» **MATERIAL SHOWN**:
::::
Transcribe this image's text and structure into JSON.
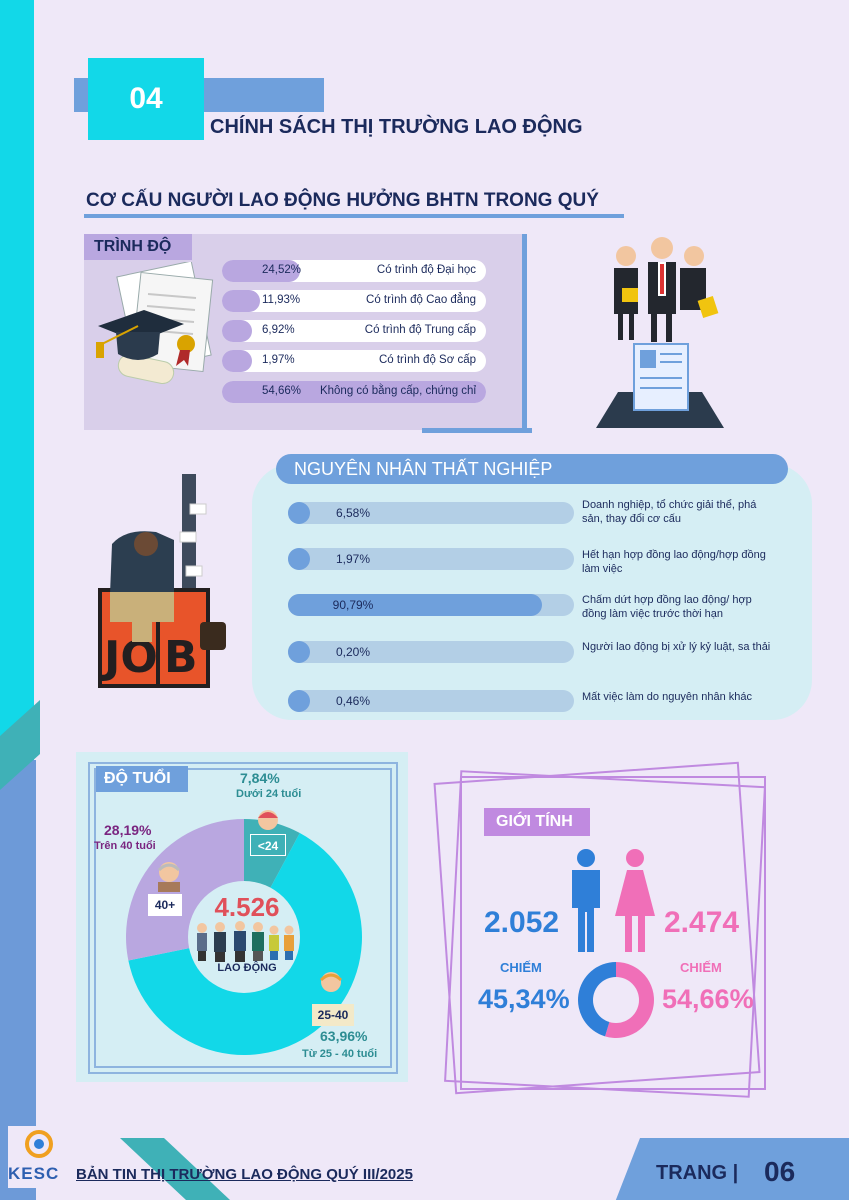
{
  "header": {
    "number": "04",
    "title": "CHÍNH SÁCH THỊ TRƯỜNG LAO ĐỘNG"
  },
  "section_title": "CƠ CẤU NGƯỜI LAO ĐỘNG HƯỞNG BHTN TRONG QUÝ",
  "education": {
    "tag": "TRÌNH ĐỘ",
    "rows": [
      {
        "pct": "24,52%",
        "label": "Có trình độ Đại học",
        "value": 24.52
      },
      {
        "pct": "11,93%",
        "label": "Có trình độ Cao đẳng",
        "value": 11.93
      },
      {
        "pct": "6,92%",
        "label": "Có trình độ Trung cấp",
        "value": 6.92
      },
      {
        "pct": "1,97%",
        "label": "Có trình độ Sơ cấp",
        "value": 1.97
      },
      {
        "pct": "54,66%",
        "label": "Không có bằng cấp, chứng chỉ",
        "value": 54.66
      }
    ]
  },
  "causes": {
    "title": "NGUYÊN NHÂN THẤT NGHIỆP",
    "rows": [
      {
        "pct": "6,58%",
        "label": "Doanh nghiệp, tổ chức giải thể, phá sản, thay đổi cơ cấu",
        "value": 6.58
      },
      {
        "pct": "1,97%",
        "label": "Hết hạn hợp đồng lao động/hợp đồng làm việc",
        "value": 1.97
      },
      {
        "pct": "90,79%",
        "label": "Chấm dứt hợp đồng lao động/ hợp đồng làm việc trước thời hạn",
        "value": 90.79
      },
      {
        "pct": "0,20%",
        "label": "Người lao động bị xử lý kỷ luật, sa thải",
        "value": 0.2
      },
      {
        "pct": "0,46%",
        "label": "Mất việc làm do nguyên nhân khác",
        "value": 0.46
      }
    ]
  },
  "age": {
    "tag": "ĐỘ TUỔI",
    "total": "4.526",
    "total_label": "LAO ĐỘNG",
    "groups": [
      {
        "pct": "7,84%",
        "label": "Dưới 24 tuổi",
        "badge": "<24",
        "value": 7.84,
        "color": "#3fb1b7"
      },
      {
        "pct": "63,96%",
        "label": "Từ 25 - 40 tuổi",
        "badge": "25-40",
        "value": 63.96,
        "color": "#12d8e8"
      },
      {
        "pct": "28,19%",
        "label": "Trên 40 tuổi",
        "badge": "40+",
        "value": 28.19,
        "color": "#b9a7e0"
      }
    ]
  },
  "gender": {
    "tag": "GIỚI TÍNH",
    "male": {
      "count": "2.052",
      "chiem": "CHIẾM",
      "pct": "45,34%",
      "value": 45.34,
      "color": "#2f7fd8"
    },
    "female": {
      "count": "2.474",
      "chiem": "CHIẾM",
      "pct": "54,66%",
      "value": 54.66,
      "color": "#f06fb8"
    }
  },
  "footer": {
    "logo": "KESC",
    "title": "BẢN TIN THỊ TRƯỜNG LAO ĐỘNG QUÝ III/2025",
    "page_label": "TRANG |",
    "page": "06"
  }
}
::::
» **WHAT YOU HAVE TO DO**: Transcribe all the records above word for word, without their images.

» **TASK OUTPUT**:
Transcribe this image's text and structure into JSON.
{
  "header": {
    "number": "04",
    "title": "CHÍNH SÁCH THỊ TRƯỜNG LAO ĐỘNG"
  },
  "section_title": "CƠ CẤU NGƯỜI LAO ĐỘNG HƯỞNG BHTN TRONG QUÝ",
  "education": {
    "tag": "TRÌNH ĐỘ",
    "rows": [
      {
        "pct": "24,52%",
        "label": "Có trình độ Đại học",
        "value": 24.52
      },
      {
        "pct": "11,93%",
        "label": "Có trình độ Cao đẳng",
        "value": 11.93
      },
      {
        "pct": "6,92%",
        "label": "Có trình độ Trung cấp",
        "value": 6.92
      },
      {
        "pct": "1,97%",
        "label": "Có trình độ Sơ cấp",
        "value": 1.97
      },
      {
        "pct": "54,66%",
        "label": "Không có bằng cấp, chứng chỉ",
        "value": 54.66
      }
    ]
  },
  "causes": {
    "title": "NGUYÊN NHÂN THẤT NGHIỆP",
    "rows": [
      {
        "pct": "6,58%",
        "label": "Doanh nghiệp, tổ chức giải thể, phá sản, thay đổi cơ cấu",
        "value": 6.58
      },
      {
        "pct": "1,97%",
        "label": "Hết hạn hợp đồng lao động/hợp đồng làm việc",
        "value": 1.97
      },
      {
        "pct": "90,79%",
        "label": "Chấm dứt hợp đồng lao động/ hợp đồng làm việc trước thời hạn",
        "value": 90.79
      },
      {
        "pct": "0,20%",
        "label": "Người lao động bị xử lý kỷ luật, sa thải",
        "value": 0.2
      },
      {
        "pct": "0,46%",
        "label": "Mất việc làm do nguyên nhân khác",
        "value": 0.46
      }
    ]
  },
  "age": {
    "tag": "ĐỘ TUỔI",
    "total": "4.526",
    "total_label": "LAO ĐỘNG",
    "groups": [
      {
        "pct": "7,84%",
        "label": "Dưới 24 tuổi",
        "badge": "<24",
        "value": 7.84,
        "color": "#3fb1b7"
      },
      {
        "pct": "63,96%",
        "label": "Từ 25 - 40 tuổi",
        "badge": "25-40",
        "value": 63.96,
        "color": "#12d8e8"
      },
      {
        "pct": "28,19%",
        "label": "Trên 40 tuổi",
        "badge": "40+",
        "value": 28.19,
        "color": "#b9a7e0"
      }
    ]
  },
  "gender": {
    "tag": "GIỚI TÍNH",
    "male": {
      "count": "2.052",
      "chiem": "CHIẾM",
      "pct": "45,34%",
      "value": 45.34,
      "color": "#2f7fd8"
    },
    "female": {
      "count": "2.474",
      "chiem": "CHIẾM",
      "pct": "54,66%",
      "value": 54.66,
      "color": "#f06fb8"
    }
  },
  "footer": {
    "logo": "KESC",
    "title": "BẢN TIN THỊ TRƯỜNG LAO ĐỘNG QUÝ III/2025",
    "page_label": "TRANG |",
    "page": "06"
  }
}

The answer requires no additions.